Data entries:
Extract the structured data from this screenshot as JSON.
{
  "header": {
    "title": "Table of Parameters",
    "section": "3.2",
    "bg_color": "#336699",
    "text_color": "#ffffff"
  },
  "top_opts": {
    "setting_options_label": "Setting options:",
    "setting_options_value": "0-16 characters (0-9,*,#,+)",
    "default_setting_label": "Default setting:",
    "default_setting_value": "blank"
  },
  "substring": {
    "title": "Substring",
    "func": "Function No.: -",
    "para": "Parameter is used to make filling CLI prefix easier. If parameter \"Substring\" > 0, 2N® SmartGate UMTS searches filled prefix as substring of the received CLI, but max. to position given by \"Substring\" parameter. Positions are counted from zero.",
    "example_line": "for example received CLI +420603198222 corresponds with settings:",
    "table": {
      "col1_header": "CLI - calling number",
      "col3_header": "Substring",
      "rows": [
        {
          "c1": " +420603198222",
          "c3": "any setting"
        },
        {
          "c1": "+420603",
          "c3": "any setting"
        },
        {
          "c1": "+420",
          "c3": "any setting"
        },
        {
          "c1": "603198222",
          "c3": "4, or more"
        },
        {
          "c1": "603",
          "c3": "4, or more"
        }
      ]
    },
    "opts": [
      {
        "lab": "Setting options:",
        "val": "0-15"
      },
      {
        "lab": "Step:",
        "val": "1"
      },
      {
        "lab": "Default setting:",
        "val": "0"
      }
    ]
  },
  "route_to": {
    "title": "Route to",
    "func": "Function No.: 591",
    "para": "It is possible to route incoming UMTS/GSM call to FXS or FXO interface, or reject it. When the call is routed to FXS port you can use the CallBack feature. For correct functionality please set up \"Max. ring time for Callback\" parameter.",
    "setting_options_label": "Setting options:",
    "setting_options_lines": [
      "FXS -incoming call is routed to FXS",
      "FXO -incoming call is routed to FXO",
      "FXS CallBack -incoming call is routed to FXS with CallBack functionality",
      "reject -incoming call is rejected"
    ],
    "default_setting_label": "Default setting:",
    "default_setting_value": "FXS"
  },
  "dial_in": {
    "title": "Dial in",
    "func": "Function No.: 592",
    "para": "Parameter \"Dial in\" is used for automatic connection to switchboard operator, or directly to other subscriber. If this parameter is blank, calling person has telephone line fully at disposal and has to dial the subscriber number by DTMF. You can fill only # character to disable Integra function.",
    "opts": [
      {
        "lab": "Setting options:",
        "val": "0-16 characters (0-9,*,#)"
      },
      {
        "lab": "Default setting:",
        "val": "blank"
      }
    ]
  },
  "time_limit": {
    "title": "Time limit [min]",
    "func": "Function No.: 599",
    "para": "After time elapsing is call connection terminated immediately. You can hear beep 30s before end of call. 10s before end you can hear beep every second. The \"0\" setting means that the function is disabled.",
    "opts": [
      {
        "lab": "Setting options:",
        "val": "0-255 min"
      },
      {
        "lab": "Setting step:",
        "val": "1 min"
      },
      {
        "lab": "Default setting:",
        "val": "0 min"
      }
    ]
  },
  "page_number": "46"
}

#### AIM OF THE EXERCISE
Gather each line from the listing above that holds "UMTS".

#### RESULT
    "para": "Parameter is used to make filling CLI prefix easier. If parameter \"Substring\" > 0, 2N® SmartGate UMTS searches filled prefix as substring of the received CLI, but max. to position given by \"Substring\" parameter. Positions are counted from zero.",
    "para": "It is possible to route incoming UMTS/GSM call to FXS or FXO interface, or reject it. When the call is routed to FXS port you can use the CallBack feature. For correct functionality please set up \"Max. ring time for Callback\" parameter.",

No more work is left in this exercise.